>> start Material

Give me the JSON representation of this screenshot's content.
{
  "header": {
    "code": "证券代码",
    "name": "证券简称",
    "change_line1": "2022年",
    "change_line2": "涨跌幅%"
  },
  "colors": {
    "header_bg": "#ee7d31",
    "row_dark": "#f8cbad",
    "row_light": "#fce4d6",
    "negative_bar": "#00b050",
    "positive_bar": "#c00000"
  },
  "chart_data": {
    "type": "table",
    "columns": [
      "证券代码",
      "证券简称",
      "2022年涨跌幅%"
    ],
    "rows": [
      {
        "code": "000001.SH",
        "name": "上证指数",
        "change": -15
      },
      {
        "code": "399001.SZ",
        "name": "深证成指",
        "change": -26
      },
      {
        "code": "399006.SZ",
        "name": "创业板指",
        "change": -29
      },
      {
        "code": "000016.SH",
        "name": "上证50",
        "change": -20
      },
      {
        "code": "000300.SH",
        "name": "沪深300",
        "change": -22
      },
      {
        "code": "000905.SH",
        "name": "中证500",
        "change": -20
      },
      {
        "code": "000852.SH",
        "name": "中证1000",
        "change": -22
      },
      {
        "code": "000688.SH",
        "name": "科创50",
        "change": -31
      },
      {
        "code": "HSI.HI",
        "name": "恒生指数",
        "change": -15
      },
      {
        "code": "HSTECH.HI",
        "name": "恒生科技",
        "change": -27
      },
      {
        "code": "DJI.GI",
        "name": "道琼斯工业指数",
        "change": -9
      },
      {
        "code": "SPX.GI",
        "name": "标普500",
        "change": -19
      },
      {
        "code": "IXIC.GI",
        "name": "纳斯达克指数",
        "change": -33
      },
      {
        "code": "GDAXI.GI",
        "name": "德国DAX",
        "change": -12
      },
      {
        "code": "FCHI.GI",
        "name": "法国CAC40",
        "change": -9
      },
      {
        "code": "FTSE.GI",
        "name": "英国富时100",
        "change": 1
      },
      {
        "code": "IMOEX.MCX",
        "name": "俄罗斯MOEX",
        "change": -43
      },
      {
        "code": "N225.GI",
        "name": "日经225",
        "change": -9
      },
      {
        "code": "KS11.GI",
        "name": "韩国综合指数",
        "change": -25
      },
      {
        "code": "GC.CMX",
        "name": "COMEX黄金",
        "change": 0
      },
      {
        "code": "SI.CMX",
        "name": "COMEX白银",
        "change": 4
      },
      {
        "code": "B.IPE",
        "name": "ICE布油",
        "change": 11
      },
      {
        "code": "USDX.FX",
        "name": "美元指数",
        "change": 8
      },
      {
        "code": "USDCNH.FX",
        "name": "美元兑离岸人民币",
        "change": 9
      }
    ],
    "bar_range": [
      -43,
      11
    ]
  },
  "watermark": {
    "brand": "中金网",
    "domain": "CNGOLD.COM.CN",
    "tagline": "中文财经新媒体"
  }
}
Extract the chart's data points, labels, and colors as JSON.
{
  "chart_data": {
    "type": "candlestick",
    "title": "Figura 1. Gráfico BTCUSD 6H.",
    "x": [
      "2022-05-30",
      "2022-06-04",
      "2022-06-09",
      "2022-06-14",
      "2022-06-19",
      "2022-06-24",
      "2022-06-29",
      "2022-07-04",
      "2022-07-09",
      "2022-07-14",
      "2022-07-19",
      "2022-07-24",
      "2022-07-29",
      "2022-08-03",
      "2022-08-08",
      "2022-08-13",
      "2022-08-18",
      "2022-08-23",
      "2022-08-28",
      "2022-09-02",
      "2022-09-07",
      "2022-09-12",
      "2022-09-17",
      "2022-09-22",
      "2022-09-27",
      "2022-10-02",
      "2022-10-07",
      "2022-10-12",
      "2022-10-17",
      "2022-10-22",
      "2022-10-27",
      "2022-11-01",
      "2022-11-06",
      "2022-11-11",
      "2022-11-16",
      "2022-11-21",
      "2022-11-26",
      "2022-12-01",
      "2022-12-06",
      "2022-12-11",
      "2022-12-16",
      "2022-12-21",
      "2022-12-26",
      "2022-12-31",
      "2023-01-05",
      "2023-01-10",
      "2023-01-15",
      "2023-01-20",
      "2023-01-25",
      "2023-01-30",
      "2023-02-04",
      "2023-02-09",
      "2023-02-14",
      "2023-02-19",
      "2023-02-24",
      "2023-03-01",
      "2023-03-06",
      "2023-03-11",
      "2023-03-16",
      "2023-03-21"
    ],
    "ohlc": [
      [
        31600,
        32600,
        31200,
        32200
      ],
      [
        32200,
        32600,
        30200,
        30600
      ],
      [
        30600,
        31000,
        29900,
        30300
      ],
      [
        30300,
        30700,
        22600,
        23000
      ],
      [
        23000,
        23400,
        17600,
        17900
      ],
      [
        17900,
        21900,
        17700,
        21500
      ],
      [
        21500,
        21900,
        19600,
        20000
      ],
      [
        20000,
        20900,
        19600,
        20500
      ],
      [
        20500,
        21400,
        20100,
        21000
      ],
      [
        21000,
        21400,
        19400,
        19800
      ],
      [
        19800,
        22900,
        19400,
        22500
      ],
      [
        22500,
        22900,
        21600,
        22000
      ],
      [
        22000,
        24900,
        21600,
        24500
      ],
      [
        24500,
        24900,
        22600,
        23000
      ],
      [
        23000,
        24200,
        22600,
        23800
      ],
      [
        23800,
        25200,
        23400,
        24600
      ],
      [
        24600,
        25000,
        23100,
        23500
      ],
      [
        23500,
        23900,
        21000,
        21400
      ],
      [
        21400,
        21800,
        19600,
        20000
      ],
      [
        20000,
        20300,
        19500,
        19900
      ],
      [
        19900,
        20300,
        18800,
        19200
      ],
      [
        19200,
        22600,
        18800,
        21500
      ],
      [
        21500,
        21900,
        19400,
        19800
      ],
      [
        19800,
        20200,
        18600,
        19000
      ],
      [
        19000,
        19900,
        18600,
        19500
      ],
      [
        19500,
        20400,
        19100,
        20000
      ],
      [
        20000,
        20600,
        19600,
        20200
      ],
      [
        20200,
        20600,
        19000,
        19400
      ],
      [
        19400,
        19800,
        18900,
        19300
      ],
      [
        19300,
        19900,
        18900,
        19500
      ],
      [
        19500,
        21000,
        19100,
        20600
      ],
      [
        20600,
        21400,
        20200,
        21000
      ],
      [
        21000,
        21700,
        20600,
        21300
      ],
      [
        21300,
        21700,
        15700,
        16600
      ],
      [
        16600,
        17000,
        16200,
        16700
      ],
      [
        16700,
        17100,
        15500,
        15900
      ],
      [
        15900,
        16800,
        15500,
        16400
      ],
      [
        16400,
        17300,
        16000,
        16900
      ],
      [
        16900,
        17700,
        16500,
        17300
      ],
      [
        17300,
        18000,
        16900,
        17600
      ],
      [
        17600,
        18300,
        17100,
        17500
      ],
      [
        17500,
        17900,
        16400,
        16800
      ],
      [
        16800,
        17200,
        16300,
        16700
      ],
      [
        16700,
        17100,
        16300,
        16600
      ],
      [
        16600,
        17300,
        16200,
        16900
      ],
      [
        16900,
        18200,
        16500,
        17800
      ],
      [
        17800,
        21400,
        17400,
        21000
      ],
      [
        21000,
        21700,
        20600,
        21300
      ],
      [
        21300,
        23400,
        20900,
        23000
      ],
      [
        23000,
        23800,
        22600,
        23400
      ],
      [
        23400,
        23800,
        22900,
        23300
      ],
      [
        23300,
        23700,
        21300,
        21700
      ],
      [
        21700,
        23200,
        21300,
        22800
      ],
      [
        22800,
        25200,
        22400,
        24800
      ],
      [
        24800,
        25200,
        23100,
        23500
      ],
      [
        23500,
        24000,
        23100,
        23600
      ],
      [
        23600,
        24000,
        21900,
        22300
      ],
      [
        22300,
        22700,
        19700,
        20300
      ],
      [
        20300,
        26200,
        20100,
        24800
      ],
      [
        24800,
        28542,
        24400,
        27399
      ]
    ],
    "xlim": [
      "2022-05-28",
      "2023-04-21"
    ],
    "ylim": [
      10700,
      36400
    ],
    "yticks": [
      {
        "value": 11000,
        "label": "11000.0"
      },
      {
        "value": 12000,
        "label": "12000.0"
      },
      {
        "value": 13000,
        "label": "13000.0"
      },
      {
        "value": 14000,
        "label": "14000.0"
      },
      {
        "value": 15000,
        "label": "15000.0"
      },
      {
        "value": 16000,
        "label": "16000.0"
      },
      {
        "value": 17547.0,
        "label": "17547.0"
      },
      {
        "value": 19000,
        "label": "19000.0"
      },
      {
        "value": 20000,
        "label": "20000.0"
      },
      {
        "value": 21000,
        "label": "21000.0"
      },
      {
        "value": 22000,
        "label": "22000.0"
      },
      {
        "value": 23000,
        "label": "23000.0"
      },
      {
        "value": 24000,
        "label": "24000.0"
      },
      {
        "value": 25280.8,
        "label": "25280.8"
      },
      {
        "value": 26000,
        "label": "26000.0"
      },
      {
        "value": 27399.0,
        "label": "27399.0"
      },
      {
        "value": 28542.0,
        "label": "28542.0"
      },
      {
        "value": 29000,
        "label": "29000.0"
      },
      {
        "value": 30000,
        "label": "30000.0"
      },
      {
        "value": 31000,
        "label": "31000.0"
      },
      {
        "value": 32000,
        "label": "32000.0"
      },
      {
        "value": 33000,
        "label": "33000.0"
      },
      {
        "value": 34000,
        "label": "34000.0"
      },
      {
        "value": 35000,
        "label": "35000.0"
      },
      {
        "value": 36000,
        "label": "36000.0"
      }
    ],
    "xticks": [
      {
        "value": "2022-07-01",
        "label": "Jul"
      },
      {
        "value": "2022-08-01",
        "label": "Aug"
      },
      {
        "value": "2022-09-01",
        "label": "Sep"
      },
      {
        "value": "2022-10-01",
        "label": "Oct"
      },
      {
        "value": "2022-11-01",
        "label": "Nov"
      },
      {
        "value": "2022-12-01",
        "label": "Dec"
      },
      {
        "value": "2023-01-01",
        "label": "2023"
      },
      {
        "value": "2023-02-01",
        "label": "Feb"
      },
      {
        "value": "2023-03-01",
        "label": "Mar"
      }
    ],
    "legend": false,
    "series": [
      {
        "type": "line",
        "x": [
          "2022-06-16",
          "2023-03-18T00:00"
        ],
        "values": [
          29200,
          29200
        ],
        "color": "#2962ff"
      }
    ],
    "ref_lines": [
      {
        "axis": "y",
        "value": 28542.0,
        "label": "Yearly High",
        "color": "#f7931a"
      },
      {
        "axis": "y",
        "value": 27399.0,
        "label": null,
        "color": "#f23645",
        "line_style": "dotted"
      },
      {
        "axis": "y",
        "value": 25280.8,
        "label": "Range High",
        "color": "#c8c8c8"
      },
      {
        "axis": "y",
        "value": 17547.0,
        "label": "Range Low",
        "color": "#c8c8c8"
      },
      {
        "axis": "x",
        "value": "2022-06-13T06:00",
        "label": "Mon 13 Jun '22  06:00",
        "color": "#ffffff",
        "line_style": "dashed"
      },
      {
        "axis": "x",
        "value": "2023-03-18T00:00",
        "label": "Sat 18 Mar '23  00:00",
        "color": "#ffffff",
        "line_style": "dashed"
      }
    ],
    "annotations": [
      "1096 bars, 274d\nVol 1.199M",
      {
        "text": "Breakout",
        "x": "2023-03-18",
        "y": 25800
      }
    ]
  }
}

>> end Material

*Direction:* Filter the records down to the lines that contain the string "colors", and copy those lines.

*Task solution:*
  "colors": {
Extract the chart's data points, labels, and colors as JSON.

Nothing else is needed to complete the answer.